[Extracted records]
◇ ◇ ◇ ◇ ◇ ◇ ◇
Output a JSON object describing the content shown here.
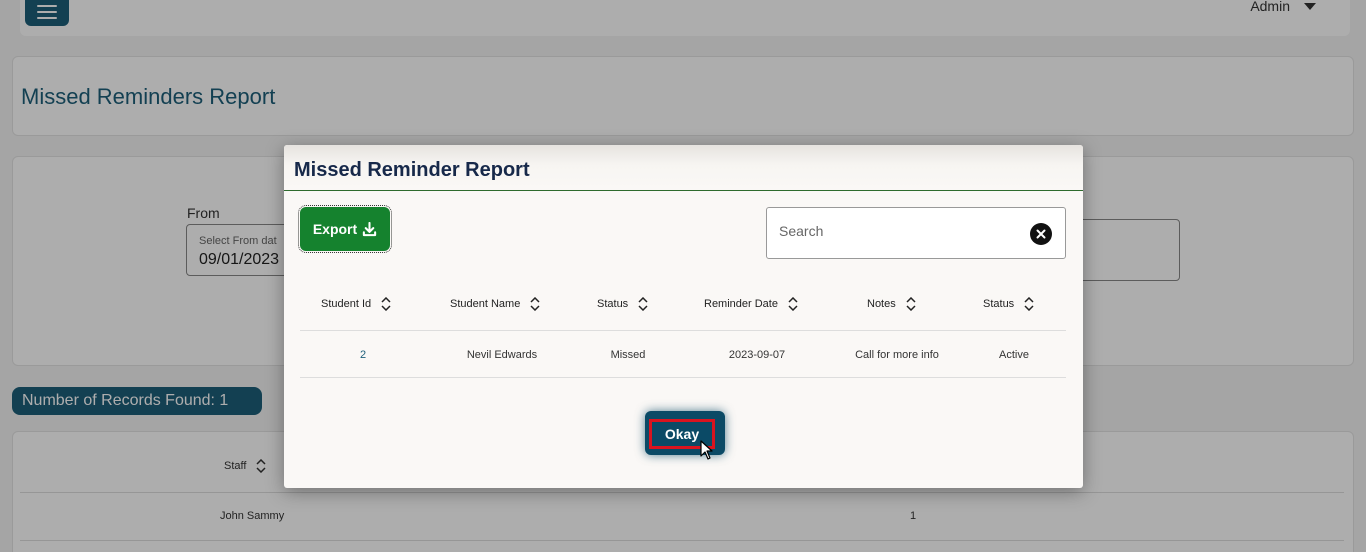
{
  "header": {
    "user_label": "Admin"
  },
  "page": {
    "title": "Missed Reminders Report"
  },
  "filters": {
    "from_label": "From",
    "from_placeholder": "Select From dat",
    "from_value": "09/01/2023"
  },
  "records": {
    "label": "Number of Records Found: 1"
  },
  "background_table": {
    "columns": [
      "Staff"
    ],
    "rows": [
      {
        "staff": "John Sammy",
        "count": "1"
      }
    ]
  },
  "modal": {
    "title": "Missed Reminder Report",
    "export_label": "Export",
    "search_placeholder": "Search",
    "columns": [
      "Student Id",
      "Student Name",
      "Status",
      "Reminder Date",
      "Notes",
      "Status"
    ],
    "rows": [
      {
        "student_id": "2",
        "student_name": "Nevil Edwards",
        "status": "Missed",
        "reminder_date": "2023-09-07",
        "notes": "Call for more info",
        "status2": "Active"
      }
    ],
    "okay_label": "Okay"
  },
  "colors": {
    "brand": "#1d5f7a",
    "export": "#15822e",
    "highlight": "#d9141f"
  },
  "icons": [
    "menu-icon",
    "caret-down-icon",
    "download-icon",
    "close-circle-icon",
    "sort-icon",
    "cursor-icon"
  ]
}
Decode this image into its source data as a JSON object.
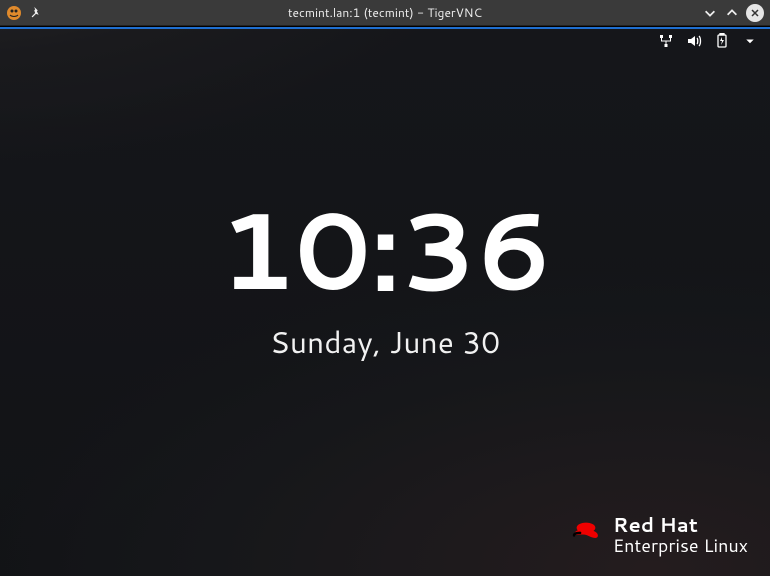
{
  "window": {
    "title": "tecmint.lan:1 (tecmint) - TigerVNC",
    "icons": {
      "app": "tigervnc-icon",
      "pin": "pin-icon",
      "min": "chevron-down-icon",
      "max": "chevron-up-icon",
      "close": "close-icon"
    }
  },
  "panel": {
    "network_icon": "network-wired-icon",
    "sound_icon": "volume-icon",
    "battery_icon": "battery-charging-icon",
    "menu_icon": "caret-down-icon"
  },
  "lock": {
    "time": "10:36",
    "date": "Sunday, June 30"
  },
  "brand": {
    "name_top": "Red Hat",
    "name_bottom": "Enterprise Linux",
    "hat_icon": "redhat-icon",
    "accent": "#ee0000"
  }
}
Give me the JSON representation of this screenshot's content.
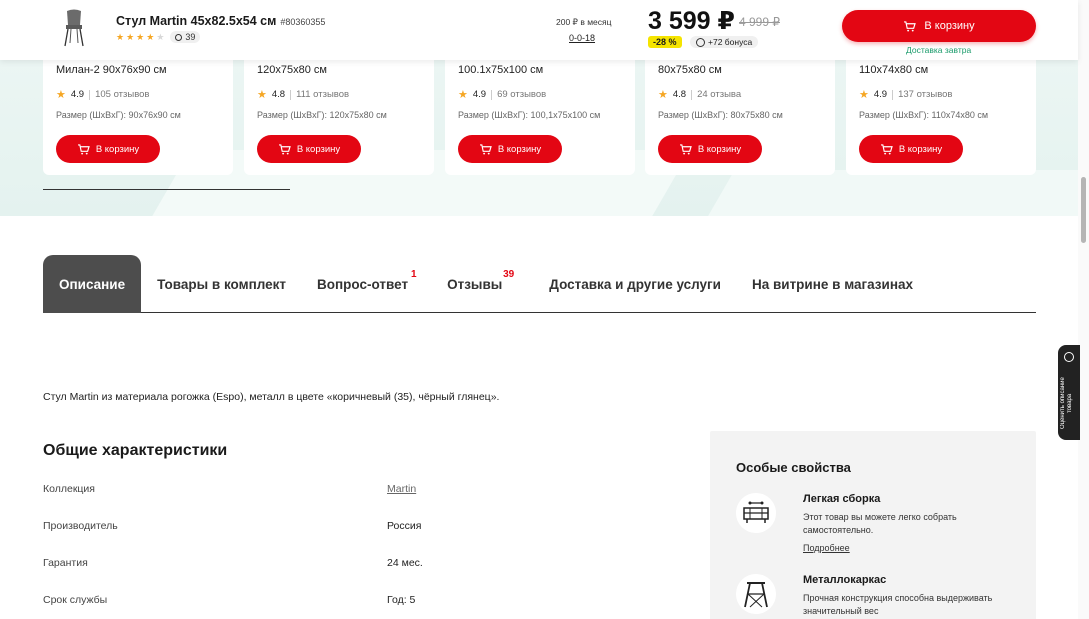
{
  "header": {
    "title": "Стул Martin 45x82.5x54 см",
    "sku": "#80360355",
    "rating_stars": 4,
    "reviews_count": "39",
    "installment": "200 ₽ в месяц",
    "installment_code": "0-0-18",
    "price": "3 599 ₽",
    "old_price": "4 999 ₽",
    "discount": "-28 %",
    "bonus": "+72 бонуса",
    "cart_button": "В корзину",
    "delivery": "Доставка завтра"
  },
  "recommendations": [
    {
      "name": "Милан-2 90x76x90 см",
      "rating": "4.9",
      "reviews": "105 отзывов",
      "size": "Размер (ШxВxГ): 90x76x90 см",
      "button": "В корзину"
    },
    {
      "name": "120x75x80 см",
      "rating": "4.8",
      "reviews": "111 отзывов",
      "size": "Размер (ШxВxГ): 120x75x80 см",
      "button": "В корзину"
    },
    {
      "name": "100.1x75x100 см",
      "rating": "4.9",
      "reviews": "69 отзывов",
      "size": "Размер (ШxВxГ): 100,1x75x100 см",
      "button": "В корзину"
    },
    {
      "name": "80x75x80 см",
      "rating": "4.8",
      "reviews": "24 отзыва",
      "size": "Размер (ШxВxГ): 80x75x80 см",
      "button": "В корзину"
    },
    {
      "name": "110x74x80 см",
      "rating": "4.9",
      "reviews": "137 отзывов",
      "size": "Размер (ШxВxГ): 110x74x80 см",
      "button": "В корзину"
    }
  ],
  "tabs": [
    {
      "label": "Описание",
      "badge": ""
    },
    {
      "label": "Товары в комплект",
      "badge": ""
    },
    {
      "label": "Вопрос-ответ",
      "badge": "1"
    },
    {
      "label": "Отзывы",
      "badge": "39"
    },
    {
      "label": "Доставка и другие услуги",
      "badge": ""
    },
    {
      "label": "На витрине в магазинах",
      "badge": ""
    }
  ],
  "description": "Стул Martin из материала рогожка (Espo), металл в цвете «коричневый (35), чёрный глянец».",
  "specs": {
    "title": "Общие характеристики",
    "rows": [
      {
        "key": "Коллекция",
        "value": "Martin"
      },
      {
        "key": "Производитель",
        "value": "Россия"
      },
      {
        "key": "Гарантия",
        "value": "24 мес."
      },
      {
        "key": "Срок службы",
        "value": "Год: 5"
      }
    ]
  },
  "features": {
    "title": "Особые свойства",
    "items": [
      {
        "name": "Легкая сборка",
        "text": "Этот товар вы можете легко собрать самостоятельно.",
        "more": "Подробнее",
        "icon": "assembly-icon"
      },
      {
        "name": "Металлокаркас",
        "text": "Прочная конструкция способна выдерживать значительный вес",
        "more": "",
        "icon": "metal-frame-icon"
      }
    ]
  },
  "rate_widget": "Оценить описание товара",
  "colors": {
    "accent": "#e30613",
    "discount_bg": "#f5e400",
    "delivery": "#1a9b6b",
    "active_tab": "#4d4d4d"
  }
}
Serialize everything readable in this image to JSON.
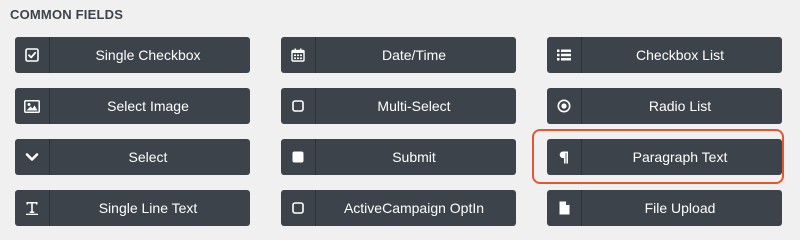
◇ ◇ ◇ ◇ ◇ ◇ ◇
* **What this task involves**
From the listing above, copy every line that includes the word "Report".

* **Solution**
    "title": "Missed Reminders Report"
    "title": "Missed Reminder Report",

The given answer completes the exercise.